> [TASK DETAILS] For the listing below, give the number of lines in which "Long" occurs. Add nothing.

▬▬▬▬▬▬▬▬▬▬

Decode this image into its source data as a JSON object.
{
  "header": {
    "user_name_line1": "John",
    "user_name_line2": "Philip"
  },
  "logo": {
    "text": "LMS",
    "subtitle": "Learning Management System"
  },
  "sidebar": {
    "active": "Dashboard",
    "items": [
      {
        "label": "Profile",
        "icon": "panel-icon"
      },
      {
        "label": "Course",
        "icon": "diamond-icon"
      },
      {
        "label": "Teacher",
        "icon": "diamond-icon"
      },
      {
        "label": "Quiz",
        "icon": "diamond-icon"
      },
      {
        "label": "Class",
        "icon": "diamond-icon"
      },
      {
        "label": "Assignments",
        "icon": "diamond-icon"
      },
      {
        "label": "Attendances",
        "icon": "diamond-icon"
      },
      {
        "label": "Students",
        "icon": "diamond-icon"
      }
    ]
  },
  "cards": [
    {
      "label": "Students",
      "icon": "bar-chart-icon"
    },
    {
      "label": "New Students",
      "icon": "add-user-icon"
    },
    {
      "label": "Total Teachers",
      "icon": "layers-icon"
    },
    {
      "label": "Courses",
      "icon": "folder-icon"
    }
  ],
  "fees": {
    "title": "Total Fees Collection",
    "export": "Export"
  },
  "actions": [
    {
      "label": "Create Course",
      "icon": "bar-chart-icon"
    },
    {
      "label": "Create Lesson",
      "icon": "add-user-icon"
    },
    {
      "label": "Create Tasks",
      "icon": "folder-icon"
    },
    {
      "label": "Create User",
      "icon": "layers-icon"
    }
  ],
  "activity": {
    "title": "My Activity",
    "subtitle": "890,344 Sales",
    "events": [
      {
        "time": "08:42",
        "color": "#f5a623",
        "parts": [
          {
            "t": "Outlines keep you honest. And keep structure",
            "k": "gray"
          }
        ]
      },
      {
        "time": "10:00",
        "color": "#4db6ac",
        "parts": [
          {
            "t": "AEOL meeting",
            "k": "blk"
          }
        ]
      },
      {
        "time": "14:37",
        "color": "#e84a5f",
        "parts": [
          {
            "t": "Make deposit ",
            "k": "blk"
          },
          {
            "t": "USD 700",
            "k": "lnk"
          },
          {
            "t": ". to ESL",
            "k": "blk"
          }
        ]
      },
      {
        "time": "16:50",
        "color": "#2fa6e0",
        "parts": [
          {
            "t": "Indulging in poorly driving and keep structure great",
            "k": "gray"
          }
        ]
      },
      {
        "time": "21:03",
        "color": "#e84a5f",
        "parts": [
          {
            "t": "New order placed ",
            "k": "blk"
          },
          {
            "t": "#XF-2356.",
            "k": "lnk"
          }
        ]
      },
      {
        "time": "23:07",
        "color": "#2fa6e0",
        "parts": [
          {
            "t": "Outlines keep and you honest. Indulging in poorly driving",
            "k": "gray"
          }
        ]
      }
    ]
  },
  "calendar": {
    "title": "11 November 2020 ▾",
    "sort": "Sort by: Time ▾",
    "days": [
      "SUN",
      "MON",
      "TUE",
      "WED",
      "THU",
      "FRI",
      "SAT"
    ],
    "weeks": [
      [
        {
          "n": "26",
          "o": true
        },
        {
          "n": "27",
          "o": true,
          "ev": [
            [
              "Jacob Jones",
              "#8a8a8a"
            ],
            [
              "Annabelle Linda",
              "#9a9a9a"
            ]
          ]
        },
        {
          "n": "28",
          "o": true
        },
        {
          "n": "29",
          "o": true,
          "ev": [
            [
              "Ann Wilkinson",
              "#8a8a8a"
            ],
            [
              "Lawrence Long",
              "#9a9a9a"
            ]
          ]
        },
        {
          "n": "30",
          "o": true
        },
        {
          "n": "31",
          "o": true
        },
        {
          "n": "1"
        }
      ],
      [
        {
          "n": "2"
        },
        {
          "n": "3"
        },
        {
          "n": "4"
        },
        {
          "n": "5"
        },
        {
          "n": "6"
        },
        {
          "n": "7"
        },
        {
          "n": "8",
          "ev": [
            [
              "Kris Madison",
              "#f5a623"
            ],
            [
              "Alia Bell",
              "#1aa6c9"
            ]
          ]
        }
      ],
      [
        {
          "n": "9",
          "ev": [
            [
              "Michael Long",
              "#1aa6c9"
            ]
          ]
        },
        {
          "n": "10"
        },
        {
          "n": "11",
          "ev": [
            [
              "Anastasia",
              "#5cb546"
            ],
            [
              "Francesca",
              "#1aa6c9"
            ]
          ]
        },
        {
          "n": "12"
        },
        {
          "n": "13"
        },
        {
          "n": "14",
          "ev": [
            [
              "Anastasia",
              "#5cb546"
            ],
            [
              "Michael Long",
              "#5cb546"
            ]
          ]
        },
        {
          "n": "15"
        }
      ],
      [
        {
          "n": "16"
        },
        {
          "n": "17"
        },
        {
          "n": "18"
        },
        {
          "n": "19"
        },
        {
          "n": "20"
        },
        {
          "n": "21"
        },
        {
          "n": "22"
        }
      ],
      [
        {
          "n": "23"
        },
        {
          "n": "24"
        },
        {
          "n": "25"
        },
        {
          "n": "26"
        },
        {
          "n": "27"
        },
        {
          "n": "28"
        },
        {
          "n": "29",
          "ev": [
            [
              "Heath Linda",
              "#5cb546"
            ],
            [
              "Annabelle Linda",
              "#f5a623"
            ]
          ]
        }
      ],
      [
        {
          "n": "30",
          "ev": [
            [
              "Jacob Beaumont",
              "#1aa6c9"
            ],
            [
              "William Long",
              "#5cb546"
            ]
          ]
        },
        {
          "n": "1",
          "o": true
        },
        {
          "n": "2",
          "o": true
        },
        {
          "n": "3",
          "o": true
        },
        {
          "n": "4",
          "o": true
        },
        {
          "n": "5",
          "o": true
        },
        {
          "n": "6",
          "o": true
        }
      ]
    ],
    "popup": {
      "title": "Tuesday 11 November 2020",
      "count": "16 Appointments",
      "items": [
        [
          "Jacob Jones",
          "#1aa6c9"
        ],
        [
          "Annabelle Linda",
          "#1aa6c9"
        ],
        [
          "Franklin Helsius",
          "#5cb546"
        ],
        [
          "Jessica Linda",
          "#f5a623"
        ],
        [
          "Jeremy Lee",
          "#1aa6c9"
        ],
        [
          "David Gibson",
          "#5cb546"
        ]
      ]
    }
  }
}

▬▬▬▬▬▬▬▬▬▬

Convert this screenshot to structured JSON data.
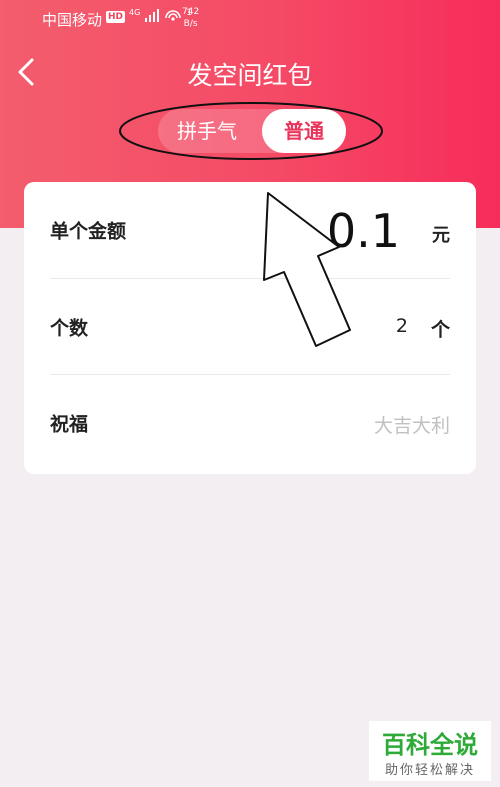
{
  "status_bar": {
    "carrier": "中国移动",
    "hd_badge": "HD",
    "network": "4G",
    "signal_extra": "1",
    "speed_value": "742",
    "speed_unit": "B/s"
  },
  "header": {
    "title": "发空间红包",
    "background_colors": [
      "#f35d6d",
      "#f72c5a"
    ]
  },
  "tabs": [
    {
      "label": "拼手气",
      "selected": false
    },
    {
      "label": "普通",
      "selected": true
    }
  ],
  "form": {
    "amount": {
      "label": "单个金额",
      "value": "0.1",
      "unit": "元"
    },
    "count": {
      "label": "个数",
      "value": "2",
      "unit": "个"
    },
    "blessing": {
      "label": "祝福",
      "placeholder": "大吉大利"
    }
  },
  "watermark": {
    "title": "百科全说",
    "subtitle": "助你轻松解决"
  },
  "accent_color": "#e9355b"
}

▬▬▬▬▬▬▬▬▬▬

> [SOLUTION TO THE EXERCISE] 4